_WHAT IS EXPECTED_
Below are the records. List every line holding the word "with".
+---+
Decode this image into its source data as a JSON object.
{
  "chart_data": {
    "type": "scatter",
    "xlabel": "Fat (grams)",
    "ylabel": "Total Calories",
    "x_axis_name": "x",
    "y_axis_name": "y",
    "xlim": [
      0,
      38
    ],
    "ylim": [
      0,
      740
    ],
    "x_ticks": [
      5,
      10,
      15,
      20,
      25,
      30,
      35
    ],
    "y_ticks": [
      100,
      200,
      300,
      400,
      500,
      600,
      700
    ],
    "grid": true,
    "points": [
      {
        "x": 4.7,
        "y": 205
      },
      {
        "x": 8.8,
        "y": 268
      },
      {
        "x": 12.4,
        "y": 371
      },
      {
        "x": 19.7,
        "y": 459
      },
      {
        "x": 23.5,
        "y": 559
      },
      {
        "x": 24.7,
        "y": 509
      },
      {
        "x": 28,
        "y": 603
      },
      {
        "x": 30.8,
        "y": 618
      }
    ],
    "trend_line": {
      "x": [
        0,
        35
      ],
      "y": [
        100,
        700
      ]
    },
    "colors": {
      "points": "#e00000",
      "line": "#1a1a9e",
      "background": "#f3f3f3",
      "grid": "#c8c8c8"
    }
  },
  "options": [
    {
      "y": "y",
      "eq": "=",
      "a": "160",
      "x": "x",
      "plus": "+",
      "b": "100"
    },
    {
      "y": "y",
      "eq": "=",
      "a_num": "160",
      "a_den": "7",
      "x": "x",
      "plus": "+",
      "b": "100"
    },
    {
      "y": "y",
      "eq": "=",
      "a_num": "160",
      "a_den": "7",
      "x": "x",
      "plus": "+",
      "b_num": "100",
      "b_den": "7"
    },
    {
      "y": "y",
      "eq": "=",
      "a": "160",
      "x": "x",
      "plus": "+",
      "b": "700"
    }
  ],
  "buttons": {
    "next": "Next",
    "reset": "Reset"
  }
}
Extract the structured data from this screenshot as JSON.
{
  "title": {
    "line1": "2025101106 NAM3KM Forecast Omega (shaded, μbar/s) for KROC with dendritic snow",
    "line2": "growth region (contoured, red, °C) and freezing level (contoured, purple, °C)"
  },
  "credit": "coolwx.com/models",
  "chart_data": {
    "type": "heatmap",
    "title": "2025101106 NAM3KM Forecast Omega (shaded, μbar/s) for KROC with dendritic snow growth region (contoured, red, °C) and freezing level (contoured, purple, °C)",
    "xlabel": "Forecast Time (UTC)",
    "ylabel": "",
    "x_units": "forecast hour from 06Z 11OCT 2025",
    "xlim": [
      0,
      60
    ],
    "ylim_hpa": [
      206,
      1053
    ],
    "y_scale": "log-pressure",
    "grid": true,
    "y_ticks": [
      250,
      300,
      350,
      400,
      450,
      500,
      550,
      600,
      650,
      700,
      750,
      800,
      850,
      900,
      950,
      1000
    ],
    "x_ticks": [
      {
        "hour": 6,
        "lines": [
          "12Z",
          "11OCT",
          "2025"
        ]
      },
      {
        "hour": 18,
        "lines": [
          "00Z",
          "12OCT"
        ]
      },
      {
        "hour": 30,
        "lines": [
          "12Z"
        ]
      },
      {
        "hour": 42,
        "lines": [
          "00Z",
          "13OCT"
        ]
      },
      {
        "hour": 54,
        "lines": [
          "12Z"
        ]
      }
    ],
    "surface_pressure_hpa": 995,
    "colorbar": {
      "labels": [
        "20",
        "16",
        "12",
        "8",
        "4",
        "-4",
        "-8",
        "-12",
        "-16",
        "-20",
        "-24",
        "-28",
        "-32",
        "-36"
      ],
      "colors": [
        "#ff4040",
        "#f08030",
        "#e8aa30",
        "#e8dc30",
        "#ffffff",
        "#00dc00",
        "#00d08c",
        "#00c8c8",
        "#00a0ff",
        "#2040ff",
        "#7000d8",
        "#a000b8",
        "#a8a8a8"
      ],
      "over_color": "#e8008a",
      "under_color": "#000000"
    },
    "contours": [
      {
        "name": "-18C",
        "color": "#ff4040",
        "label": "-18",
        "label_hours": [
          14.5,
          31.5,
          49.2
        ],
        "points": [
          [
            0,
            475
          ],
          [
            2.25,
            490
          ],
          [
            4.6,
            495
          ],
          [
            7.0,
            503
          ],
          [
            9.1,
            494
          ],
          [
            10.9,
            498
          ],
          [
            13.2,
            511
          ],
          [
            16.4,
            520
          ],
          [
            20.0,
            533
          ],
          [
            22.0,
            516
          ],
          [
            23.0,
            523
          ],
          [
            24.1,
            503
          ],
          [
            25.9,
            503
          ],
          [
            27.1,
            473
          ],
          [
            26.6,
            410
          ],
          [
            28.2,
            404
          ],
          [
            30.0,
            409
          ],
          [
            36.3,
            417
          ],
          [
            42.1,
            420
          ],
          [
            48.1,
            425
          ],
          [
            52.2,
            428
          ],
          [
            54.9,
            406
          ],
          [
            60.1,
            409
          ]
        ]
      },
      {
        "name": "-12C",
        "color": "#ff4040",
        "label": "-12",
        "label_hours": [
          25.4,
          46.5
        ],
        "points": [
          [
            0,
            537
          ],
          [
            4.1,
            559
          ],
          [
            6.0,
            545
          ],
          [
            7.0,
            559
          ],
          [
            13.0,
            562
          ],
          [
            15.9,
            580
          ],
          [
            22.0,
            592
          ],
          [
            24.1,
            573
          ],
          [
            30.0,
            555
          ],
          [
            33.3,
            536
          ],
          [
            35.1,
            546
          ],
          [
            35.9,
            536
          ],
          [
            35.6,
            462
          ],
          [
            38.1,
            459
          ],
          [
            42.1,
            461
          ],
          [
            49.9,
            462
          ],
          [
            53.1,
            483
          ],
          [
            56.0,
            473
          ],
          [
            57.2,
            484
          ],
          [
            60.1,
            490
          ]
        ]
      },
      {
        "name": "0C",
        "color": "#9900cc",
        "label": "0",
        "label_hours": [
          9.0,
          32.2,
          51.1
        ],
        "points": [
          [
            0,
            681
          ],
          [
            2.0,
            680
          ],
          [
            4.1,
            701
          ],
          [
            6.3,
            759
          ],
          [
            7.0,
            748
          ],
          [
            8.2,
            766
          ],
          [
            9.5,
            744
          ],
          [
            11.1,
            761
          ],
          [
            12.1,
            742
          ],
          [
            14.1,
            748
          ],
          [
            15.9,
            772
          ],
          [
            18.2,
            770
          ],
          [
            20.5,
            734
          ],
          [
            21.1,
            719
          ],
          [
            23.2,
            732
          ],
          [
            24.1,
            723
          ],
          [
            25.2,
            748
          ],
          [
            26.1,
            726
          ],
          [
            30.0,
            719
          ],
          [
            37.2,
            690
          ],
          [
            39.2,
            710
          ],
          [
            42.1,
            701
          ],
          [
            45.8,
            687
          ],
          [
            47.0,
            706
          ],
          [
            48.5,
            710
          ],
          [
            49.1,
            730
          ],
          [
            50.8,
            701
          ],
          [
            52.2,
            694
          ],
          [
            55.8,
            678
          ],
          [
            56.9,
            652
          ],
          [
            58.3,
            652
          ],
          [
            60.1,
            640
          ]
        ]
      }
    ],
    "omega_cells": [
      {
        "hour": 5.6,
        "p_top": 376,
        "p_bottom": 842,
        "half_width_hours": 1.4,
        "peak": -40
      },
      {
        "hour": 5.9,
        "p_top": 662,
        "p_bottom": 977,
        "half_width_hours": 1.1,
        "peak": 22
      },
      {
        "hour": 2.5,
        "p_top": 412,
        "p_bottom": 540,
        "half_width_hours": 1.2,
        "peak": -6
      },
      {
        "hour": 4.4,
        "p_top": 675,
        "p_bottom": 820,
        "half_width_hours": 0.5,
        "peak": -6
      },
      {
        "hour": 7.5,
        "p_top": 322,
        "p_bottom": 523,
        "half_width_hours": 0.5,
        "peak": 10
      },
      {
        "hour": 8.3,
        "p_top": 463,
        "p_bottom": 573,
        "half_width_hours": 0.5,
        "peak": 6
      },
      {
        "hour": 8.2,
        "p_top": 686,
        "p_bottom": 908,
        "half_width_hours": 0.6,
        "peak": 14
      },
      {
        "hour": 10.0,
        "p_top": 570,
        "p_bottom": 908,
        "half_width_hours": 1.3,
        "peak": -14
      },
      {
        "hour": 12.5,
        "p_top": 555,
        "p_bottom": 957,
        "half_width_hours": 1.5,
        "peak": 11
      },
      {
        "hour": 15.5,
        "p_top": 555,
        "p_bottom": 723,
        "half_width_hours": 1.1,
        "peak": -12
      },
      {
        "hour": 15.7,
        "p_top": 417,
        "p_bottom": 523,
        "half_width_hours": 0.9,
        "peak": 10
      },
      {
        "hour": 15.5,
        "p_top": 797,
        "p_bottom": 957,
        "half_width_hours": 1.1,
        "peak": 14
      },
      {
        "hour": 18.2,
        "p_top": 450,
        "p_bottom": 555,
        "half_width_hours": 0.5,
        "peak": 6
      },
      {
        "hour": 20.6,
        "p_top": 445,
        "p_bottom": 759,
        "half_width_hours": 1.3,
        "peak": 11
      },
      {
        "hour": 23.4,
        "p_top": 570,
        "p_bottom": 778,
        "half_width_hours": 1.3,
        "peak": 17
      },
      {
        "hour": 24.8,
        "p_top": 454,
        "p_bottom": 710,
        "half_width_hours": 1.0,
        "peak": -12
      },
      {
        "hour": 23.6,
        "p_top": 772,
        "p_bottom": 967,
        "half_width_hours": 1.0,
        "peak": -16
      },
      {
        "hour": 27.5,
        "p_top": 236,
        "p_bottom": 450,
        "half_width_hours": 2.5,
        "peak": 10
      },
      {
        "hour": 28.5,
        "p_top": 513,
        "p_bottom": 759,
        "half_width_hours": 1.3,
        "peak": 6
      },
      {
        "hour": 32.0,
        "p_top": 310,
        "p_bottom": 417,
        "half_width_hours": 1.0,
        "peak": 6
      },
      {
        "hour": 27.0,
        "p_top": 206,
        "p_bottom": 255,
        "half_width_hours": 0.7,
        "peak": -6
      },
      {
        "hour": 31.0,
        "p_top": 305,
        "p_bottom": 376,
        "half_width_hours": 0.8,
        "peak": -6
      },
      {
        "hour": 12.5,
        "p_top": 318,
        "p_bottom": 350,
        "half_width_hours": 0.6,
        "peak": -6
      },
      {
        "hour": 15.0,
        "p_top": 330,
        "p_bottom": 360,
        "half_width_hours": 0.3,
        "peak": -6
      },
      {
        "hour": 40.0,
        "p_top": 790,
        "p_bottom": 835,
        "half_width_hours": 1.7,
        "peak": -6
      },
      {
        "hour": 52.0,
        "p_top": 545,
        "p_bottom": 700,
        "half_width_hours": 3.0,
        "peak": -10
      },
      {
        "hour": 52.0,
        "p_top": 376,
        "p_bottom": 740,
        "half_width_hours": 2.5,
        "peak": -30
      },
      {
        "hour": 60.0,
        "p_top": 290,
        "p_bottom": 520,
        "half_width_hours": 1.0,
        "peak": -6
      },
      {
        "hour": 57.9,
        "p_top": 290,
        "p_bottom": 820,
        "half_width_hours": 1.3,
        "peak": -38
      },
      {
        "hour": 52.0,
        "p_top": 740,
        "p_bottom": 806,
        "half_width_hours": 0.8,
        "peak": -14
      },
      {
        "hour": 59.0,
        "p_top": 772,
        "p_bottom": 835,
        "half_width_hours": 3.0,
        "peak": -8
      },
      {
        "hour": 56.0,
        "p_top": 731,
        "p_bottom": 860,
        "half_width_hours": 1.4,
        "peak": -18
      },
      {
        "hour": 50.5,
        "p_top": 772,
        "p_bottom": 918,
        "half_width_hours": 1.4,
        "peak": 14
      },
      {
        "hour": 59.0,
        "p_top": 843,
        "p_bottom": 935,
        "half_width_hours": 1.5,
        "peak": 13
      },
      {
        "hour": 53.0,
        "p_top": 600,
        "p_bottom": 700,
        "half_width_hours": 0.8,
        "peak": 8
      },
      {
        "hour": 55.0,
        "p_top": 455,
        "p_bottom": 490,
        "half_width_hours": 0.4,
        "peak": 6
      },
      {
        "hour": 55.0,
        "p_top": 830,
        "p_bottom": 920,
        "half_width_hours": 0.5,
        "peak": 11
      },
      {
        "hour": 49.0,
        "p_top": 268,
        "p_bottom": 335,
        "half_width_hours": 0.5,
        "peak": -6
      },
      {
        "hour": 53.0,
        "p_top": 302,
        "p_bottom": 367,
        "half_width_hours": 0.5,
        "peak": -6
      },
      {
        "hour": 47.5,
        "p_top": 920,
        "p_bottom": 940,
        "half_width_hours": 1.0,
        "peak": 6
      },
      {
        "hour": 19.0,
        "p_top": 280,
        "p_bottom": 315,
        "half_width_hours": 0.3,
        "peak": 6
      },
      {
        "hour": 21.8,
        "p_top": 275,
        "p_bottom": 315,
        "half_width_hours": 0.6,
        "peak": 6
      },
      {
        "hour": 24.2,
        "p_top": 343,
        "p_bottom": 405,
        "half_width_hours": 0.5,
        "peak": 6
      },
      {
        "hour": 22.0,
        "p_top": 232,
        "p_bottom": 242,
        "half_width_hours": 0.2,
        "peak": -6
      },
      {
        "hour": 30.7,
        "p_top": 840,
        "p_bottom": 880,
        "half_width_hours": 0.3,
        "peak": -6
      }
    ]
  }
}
+---+
_RESULT FOR THIS TASK_
    "line1": "2025101106 NAM3KM Forecast Omega (shaded, μbar/s) for KROC with dendritic snow",
    "title": "2025101106 NAM3KM Forecast Omega (shaded, μbar/s) for KROC with dendritic snow growth region (contoured, red, °C) and freezing level (contoured, purple, °C)",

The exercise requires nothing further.